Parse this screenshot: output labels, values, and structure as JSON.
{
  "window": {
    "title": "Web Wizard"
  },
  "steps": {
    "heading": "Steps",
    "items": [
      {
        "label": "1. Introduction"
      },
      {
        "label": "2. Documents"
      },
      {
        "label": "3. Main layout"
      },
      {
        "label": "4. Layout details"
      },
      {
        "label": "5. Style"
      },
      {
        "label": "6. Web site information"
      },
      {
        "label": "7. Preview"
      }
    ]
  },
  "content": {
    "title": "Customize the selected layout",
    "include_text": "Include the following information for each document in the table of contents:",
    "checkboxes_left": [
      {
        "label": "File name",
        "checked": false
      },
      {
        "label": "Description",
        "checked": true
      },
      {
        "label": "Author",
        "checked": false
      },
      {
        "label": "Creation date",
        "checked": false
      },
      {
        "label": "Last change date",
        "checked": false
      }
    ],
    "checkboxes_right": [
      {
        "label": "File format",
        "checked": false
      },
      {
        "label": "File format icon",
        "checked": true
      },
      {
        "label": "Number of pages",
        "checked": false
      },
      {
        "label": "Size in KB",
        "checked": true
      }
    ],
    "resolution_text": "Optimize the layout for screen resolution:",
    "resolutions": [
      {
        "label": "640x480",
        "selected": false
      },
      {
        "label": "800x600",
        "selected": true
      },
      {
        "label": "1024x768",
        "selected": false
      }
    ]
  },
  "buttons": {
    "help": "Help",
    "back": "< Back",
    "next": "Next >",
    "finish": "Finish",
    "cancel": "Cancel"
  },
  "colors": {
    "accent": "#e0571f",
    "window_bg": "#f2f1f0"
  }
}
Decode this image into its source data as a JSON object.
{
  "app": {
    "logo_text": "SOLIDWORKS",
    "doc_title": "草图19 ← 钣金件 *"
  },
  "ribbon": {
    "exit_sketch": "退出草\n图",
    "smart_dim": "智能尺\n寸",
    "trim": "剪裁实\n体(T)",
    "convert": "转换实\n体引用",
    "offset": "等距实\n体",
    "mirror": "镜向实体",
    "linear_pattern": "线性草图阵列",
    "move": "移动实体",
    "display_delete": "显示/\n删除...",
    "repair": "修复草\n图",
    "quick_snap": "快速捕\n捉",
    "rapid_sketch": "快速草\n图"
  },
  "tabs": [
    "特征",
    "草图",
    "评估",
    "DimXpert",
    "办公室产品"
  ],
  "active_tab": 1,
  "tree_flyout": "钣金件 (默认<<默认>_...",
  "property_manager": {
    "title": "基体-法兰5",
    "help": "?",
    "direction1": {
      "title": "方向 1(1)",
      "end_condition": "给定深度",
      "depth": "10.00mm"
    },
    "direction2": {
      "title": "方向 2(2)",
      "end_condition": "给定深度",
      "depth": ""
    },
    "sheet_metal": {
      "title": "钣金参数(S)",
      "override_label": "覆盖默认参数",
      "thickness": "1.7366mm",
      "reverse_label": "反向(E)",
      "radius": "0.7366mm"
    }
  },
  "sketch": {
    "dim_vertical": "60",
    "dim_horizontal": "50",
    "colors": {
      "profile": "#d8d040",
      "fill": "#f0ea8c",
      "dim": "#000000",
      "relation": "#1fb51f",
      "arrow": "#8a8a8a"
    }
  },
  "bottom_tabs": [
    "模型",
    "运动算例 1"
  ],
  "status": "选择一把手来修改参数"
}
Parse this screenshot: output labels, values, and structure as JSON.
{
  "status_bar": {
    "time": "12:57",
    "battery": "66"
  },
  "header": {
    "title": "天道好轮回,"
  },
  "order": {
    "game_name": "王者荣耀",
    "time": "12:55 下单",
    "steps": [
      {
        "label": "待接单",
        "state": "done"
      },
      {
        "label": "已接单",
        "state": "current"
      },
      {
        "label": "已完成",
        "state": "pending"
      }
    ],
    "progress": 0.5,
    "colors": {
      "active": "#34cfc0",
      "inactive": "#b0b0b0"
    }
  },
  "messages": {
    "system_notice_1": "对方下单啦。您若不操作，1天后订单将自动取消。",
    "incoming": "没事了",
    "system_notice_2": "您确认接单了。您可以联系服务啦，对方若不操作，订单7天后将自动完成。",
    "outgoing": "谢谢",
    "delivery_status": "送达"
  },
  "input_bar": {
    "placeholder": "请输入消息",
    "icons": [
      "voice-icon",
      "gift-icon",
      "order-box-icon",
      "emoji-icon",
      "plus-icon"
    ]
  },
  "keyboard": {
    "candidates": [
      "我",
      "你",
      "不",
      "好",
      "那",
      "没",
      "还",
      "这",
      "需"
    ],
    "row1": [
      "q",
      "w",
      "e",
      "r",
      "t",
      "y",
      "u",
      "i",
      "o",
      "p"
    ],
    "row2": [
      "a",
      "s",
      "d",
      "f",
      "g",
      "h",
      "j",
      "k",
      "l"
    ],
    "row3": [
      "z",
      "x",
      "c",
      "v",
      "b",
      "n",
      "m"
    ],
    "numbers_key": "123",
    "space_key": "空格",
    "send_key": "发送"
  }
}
□ □ □
▶ _Task brief_
Write out the records shown above, exactly as they appear.

▶ _Written reply_
Parse this screenshot: output labels, values, and structure as JSON.
{
  "window": {
    "title": "Web Wizard"
  },
  "steps": {
    "heading": "Steps",
    "items": [
      {
        "label": "1. Introduction"
      },
      {
        "label": "2. Documents"
      },
      {
        "label": "3. Main layout"
      },
      {
        "label": "4. Layout details"
      },
      {
        "label": "5. Style"
      },
      {
        "label": "6. Web site information"
      },
      {
        "label": "7. Preview"
      }
    ]
  },
  "content": {
    "title": "Customize the selected layout",
    "include_text": "Include the following information for each document in the table of contents:",
    "checkboxes_left": [
      {
        "label": "File name",
        "checked": false
      },
      {
        "label": "Description",
        "checked": true
      },
      {
        "label": "Author",
        "checked": false
      },
      {
        "label": "Creation date",
        "checked": false
      },
      {
        "label": "Last change date",
        "checked": false
      }
    ],
    "checkboxes_right": [
      {
        "label": "File format",
        "checked": false
      },
      {
        "label": "File format icon",
        "checked": true
      },
      {
        "label": "Number of pages",
        "checked": false
      },
      {
        "label": "Size in KB",
        "checked": true
      }
    ],
    "resolution_text": "Optimize the layout for screen resolution:",
    "resolutions": [
      {
        "label": "640x480",
        "selected": false
      },
      {
        "label": "800x600",
        "selected": true
      },
      {
        "label": "1024x768",
        "selected": false
      }
    ]
  },
  "buttons": {
    "help": "Help",
    "back": "< Back",
    "next": "Next >",
    "finish": "Finish",
    "cancel": "Cancel"
  },
  "colors": {
    "accent": "#e0571f",
    "window_bg": "#f2f1f0"
  }
}
Decode this image into its source data as a JSON object.
{
  "app": {
    "logo_text": "SOLIDWORKS",
    "doc_title": "草图19 ← 钣金件 *"
  },
  "ribbon": {
    "exit_sketch": "退出草\n图",
    "smart_dim": "智能尺\n寸",
    "trim": "剪裁实\n体(T)",
    "convert": "转换实\n体引用",
    "offset": "等距实\n体",
    "mirror": "镜向实体",
    "linear_pattern": "线性草图阵列",
    "move": "移动实体",
    "display_delete": "显示/\n删除...",
    "repair": "修复草\n图",
    "quick_snap": "快速捕\n捉",
    "rapid_sketch": "快速草\n图"
  },
  "tabs": [
    "特征",
    "草图",
    "评估",
    "DimXpert",
    "办公室产品"
  ],
  "active_tab": 1,
  "tree_flyout": "钣金件 (默认<<默认>_...",
  "property_manager": {
    "title": "基体-法兰5",
    "help": "?",
    "direction1": {
      "title": "方向 1(1)",
      "end_condition": "给定深度",
      "depth": "10.00mm"
    },
    "direction2": {
      "title": "方向 2(2)",
      "end_condition": "给定深度",
      "depth": ""
    },
    "sheet_metal": {
      "title": "钣金参数(S)",
      "override_label": "覆盖默认参数",
      "thickness": "1.7366mm",
      "reverse_label": "反向(E)",
      "radius": "0.7366mm"
    }
  },
  "sketch": {
    "dim_vertical": "60",
    "dim_horizontal": "50",
    "colors": {
      "profile": "#d8d040",
      "fill": "#f0ea8c",
      "dim": "#000000",
      "relation": "#1fb51f",
      "arrow": "#8a8a8a"
    }
  },
  "bottom_tabs": [
    "模型",
    "运动算例 1"
  ],
  "status": "选择一把手来修改参数"
}
Parse this screenshot: output labels, values, and structure as JSON.
{
  "status_bar": {
    "time": "12:57",
    "battery": "66"
  },
  "header": {
    "title": "天道好轮回,"
  },
  "order": {
    "game_name": "王者荣耀",
    "time": "12:55 下单",
    "steps": [
      {
        "label": "待接单",
        "state": "done"
      },
      {
        "label": "已接单",
        "state": "current"
      },
      {
        "label": "已完成",
        "state": "pending"
      }
    ],
    "progress": 0.5,
    "colors": {
      "active": "#34cfc0",
      "inactive": "#b0b0b0"
    }
  },
  "messages": {
    "system_notice_1": "对方下单啦。您若不操作，1天后订单将自动取消。",
    "incoming": "没事了",
    "system_notice_2": "您确认接单了。您可以联系服务啦，对方若不操作，订单7天后将自动完成。",
    "outgoing": "谢谢",
    "delivery_status": "送达"
  },
  "input_bar": {
    "placeholder": "请输入消息",
    "icons": [
      "voice-icon",
      "gift-icon",
      "order-box-icon",
      "emoji-icon",
      "plus-icon"
    ]
  },
  "keyboard": {
    "candidates": [
      "我",
      "你",
      "不",
      "好",
      "那",
      "没",
      "还",
      "这",
      "需"
    ],
    "row1": [
      "q",
      "w",
      "e",
      "r",
      "t",
      "y",
      "u",
      "i",
      "o",
      "p"
    ],
    "row2": [
      "a",
      "s",
      "d",
      "f",
      "g",
      "h",
      "j",
      "k",
      "l"
    ],
    "row3": [
      "z",
      "x",
      "c",
      "v",
      "b",
      "n",
      "m"
    ],
    "numbers_key": "123",
    "space_key": "空格",
    "send_key": "发送"
  }
}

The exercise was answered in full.